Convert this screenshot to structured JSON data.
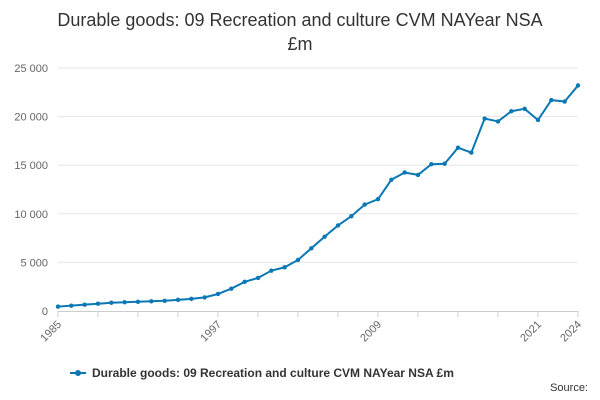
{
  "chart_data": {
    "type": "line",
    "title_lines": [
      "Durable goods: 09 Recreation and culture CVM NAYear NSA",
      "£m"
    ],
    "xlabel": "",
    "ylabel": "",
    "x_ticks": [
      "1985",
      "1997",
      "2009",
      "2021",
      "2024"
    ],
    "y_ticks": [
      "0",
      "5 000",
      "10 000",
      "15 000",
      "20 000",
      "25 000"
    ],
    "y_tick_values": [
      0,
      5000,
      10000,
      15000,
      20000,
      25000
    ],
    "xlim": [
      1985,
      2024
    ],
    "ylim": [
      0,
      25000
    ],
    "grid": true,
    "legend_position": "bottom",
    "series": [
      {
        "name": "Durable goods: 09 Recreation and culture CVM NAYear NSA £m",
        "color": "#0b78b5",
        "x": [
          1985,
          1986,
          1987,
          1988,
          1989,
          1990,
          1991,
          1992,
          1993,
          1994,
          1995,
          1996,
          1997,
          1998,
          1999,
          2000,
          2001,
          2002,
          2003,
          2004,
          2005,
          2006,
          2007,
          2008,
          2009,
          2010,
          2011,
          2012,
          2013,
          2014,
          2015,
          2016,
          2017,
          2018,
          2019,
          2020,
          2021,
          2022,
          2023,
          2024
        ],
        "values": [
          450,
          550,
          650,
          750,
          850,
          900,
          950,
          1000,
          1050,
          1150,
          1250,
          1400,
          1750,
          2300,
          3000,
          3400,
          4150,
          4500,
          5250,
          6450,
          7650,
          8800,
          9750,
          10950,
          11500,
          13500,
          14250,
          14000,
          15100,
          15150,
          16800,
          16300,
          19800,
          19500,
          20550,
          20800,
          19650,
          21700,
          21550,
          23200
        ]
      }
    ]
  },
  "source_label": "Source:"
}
*-*-*
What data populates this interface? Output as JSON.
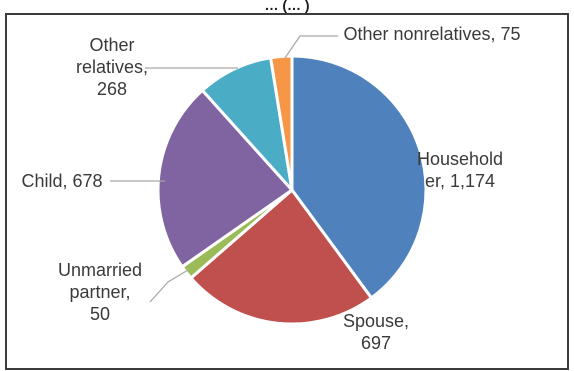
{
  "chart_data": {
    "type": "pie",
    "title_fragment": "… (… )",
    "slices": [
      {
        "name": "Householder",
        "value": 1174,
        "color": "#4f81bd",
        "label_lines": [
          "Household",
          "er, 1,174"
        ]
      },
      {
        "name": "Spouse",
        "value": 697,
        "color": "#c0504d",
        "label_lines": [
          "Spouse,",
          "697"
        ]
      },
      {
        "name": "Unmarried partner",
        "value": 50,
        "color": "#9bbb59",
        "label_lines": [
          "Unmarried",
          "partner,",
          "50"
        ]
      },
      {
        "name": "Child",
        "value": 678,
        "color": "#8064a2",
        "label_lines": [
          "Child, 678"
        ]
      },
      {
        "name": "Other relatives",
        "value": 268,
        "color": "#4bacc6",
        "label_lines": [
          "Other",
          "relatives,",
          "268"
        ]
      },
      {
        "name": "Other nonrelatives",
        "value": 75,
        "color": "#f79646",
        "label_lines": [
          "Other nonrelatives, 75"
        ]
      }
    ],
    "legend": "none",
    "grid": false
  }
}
*-*-*
*TASK DESCRIPTION:* Lines of the material that contain the word "name" are to be gathered.

*EXPECTED ANSWER:*
        "name": "Durable goods: 09 Recreation and culture CVM NAYear NSA £m",
        "name": "Householder",
        "name": "Spouse",
        "name": "Unmarried partner",
        "name": "Child",
        "name": "Other relatives",
        "name": "Other nonrelatives",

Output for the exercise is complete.